Count how many lines hold the string "individuální", and give only that number.

◆ **DATA**
##############################

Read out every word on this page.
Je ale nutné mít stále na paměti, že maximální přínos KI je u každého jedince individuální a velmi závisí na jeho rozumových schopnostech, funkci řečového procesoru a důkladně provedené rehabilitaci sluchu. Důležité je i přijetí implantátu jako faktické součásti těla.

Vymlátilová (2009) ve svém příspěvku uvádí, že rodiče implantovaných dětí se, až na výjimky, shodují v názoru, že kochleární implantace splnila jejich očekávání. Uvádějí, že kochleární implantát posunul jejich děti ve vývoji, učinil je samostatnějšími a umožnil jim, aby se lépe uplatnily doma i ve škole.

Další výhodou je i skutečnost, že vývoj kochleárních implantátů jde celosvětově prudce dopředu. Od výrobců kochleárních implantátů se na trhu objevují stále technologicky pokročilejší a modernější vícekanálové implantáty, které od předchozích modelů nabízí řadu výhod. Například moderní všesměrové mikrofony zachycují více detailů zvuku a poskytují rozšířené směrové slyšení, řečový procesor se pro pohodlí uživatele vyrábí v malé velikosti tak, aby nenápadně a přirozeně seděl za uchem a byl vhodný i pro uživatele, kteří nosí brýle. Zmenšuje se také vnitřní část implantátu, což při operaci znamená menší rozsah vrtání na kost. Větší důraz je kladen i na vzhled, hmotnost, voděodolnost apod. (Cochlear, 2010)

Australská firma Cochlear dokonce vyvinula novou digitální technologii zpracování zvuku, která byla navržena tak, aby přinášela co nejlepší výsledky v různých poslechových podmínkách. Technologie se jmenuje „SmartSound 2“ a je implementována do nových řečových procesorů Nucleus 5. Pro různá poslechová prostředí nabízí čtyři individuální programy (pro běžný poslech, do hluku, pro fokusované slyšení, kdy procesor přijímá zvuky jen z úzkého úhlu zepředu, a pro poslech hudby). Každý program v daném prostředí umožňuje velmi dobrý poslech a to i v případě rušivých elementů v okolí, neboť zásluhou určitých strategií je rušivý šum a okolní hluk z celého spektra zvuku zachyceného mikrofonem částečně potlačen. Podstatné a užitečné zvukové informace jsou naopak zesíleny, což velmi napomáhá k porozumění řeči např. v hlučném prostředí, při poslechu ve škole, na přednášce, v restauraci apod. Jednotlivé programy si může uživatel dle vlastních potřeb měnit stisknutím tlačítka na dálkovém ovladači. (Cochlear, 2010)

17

##############################

◆ **RESULT OF THE EXERCISE**
2